### EXERCISE DESCRIPTION
Without the pictures, output the records below word for word.

### PROVIDED RECORDS
****

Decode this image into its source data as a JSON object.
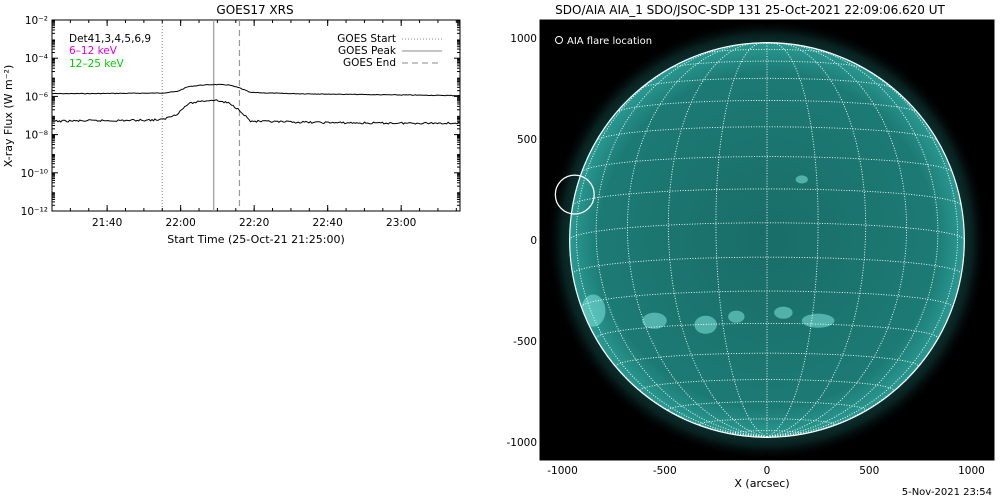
{
  "stamp": "5-Nov-2021 23:54",
  "chart_data": [
    {
      "type": "line",
      "title": "GOES17 XRS",
      "xlabel": "Start Time (25-Oct-21 21:25:00)",
      "ylabel": "X-ray Flux (W m⁻²)",
      "yscale": "log",
      "ylim": [
        "1e-12",
        "1e-2"
      ],
      "xlim": [
        "21:25",
        "23:16"
      ],
      "x_ticks": [
        "21:40",
        "22:00",
        "22:20",
        "22:40",
        "23:00"
      ],
      "y_ticks": [
        {
          "value": "1e-2",
          "label": "10⁻²"
        },
        {
          "value": "1e-4",
          "label": "10⁻⁴"
        },
        {
          "value": "1e-6",
          "label": "10⁻⁶"
        },
        {
          "value": "1e-8",
          "label": "10⁻⁸"
        },
        {
          "value": "1e-10",
          "label": "10⁻¹⁰"
        },
        {
          "value": "1e-12",
          "label": "10⁻¹²"
        }
      ],
      "grid": false,
      "annotations": {
        "detectors": "Det41,3,4,5,6,9",
        "band_low": "6–12 keV",
        "band_high": "12–25 keV",
        "band_low_color": "#e000e0",
        "band_high_color": "#00cc00"
      },
      "legend": {
        "placement": "top-right",
        "entries": [
          {
            "label": "GOES Start",
            "style": "dotted",
            "time": "21:55"
          },
          {
            "label": "GOES Peak",
            "style": "solid",
            "time": "22:09"
          },
          {
            "label": "GOES End",
            "style": "dashed",
            "time": "22:16"
          }
        ]
      },
      "series": [
        {
          "color": "#000000",
          "points": [
            [
              "21:25",
              "1.4e-6"
            ],
            [
              "21:35",
              "1.4e-6"
            ],
            [
              "21:45",
              "1.45e-6"
            ],
            [
              "21:55",
              "1.5e-6"
            ],
            [
              "21:59",
              "1.8e-6"
            ],
            [
              "22:02",
              "3.2e-6"
            ],
            [
              "22:05",
              "3.8e-6"
            ],
            [
              "22:09",
              "4.2e-6"
            ],
            [
              "22:13",
              "4.0e-6"
            ],
            [
              "22:16",
              "2.8e-6"
            ],
            [
              "22:19",
              "1.6e-6"
            ],
            [
              "22:30",
              "1.4e-6"
            ],
            [
              "22:50",
              "1.25e-6"
            ],
            [
              "23:16",
              "1.1e-6"
            ]
          ]
        },
        {
          "color": "#000000",
          "points": [
            [
              "21:25",
              "5e-8"
            ],
            [
              "21:35",
              "5.3e-8"
            ],
            [
              "21:45",
              "5.5e-8"
            ],
            [
              "21:55",
              "6e-8"
            ],
            [
              "21:59",
              "1.2e-7"
            ],
            [
              "22:02",
              "4e-7"
            ],
            [
              "22:05",
              "5.5e-7"
            ],
            [
              "22:09",
              "6.5e-7"
            ],
            [
              "22:13",
              "4.5e-7"
            ],
            [
              "22:16",
              "2e-7"
            ],
            [
              "22:19",
              "5e-8"
            ],
            [
              "22:30",
              "4.5e-8"
            ],
            [
              "22:50",
              "4e-8"
            ],
            [
              "23:16",
              "4e-8"
            ]
          ]
        }
      ]
    },
    {
      "type": "image",
      "title": "SDO/AIA AIA_1 SDO/JSOC-SDP 131 25-Oct-2021 22:09:06.620 UT",
      "xlabel": "X (arcsec)",
      "ylabel": "",
      "xlim": [
        -1110,
        1110
      ],
      "ylim": [
        -1090,
        1090
      ],
      "x_ticks": [
        -1000,
        -500,
        0,
        500,
        1000
      ],
      "y_ticks": [
        -1000,
        -500,
        0,
        500,
        1000
      ],
      "background_color": "#000000",
      "disk_color": "#1a6d68",
      "grid_color": "#ffffff",
      "legend_text": "AIA flare location",
      "flare_location": {
        "x": -940,
        "y": 225,
        "radius": 95
      },
      "solar_radius": 965
    }
  ]
}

****

### RESPONSE FOR THIS EXERCISE
Decode this image into its source data as a JSON object.
{
  "stamp": "5-Nov-2021 23:54",
  "chart_data": [
    {
      "type": "line",
      "title": "GOES17 XRS",
      "xlabel": "Start Time (25-Oct-21 21:25:00)",
      "ylabel": "X-ray Flux (W m⁻²)",
      "yscale": "log",
      "ylim": [
        "1e-12",
        "1e-2"
      ],
      "xlim": [
        "21:25",
        "23:16"
      ],
      "x_ticks": [
        "21:40",
        "22:00",
        "22:20",
        "22:40",
        "23:00"
      ],
      "y_ticks": [
        {
          "value": "1e-2",
          "label": "10⁻²"
        },
        {
          "value": "1e-4",
          "label": "10⁻⁴"
        },
        {
          "value": "1e-6",
          "label": "10⁻⁶"
        },
        {
          "value": "1e-8",
          "label": "10⁻⁸"
        },
        {
          "value": "1e-10",
          "label": "10⁻¹⁰"
        },
        {
          "value": "1e-12",
          "label": "10⁻¹²"
        }
      ],
      "grid": false,
      "annotations": {
        "detectors": "Det41,3,4,5,6,9",
        "band_low": "6–12 keV",
        "band_high": "12–25 keV",
        "band_low_color": "#e000e0",
        "band_high_color": "#00cc00"
      },
      "legend": {
        "placement": "top-right",
        "entries": [
          {
            "label": "GOES Start",
            "style": "dotted",
            "time": "21:55"
          },
          {
            "label": "GOES Peak",
            "style": "solid",
            "time": "22:09"
          },
          {
            "label": "GOES End",
            "style": "dashed",
            "time": "22:16"
          }
        ]
      },
      "series": [
        {
          "color": "#000000",
          "points": [
            [
              "21:25",
              "1.4e-6"
            ],
            [
              "21:35",
              "1.4e-6"
            ],
            [
              "21:45",
              "1.45e-6"
            ],
            [
              "21:55",
              "1.5e-6"
            ],
            [
              "21:59",
              "1.8e-6"
            ],
            [
              "22:02",
              "3.2e-6"
            ],
            [
              "22:05",
              "3.8e-6"
            ],
            [
              "22:09",
              "4.2e-6"
            ],
            [
              "22:13",
              "4.0e-6"
            ],
            [
              "22:16",
              "2.8e-6"
            ],
            [
              "22:19",
              "1.6e-6"
            ],
            [
              "22:30",
              "1.4e-6"
            ],
            [
              "22:50",
              "1.25e-6"
            ],
            [
              "23:16",
              "1.1e-6"
            ]
          ]
        },
        {
          "color": "#000000",
          "points": [
            [
              "21:25",
              "5e-8"
            ],
            [
              "21:35",
              "5.3e-8"
            ],
            [
              "21:45",
              "5.5e-8"
            ],
            [
              "21:55",
              "6e-8"
            ],
            [
              "21:59",
              "1.2e-7"
            ],
            [
              "22:02",
              "4e-7"
            ],
            [
              "22:05",
              "5.5e-7"
            ],
            [
              "22:09",
              "6.5e-7"
            ],
            [
              "22:13",
              "4.5e-7"
            ],
            [
              "22:16",
              "2e-7"
            ],
            [
              "22:19",
              "5e-8"
            ],
            [
              "22:30",
              "4.5e-8"
            ],
            [
              "22:50",
              "4e-8"
            ],
            [
              "23:16",
              "4e-8"
            ]
          ]
        }
      ]
    },
    {
      "type": "image",
      "title": "SDO/AIA AIA_1 SDO/JSOC-SDP 131 25-Oct-2021 22:09:06.620 UT",
      "xlabel": "X (arcsec)",
      "ylabel": "",
      "xlim": [
        -1110,
        1110
      ],
      "ylim": [
        -1090,
        1090
      ],
      "x_ticks": [
        -1000,
        -500,
        0,
        500,
        1000
      ],
      "y_ticks": [
        -1000,
        -500,
        0,
        500,
        1000
      ],
      "background_color": "#000000",
      "disk_color": "#1a6d68",
      "grid_color": "#ffffff",
      "legend_text": "AIA flare location",
      "flare_location": {
        "x": -940,
        "y": 225,
        "radius": 95
      },
      "solar_radius": 965
    }
  ]
}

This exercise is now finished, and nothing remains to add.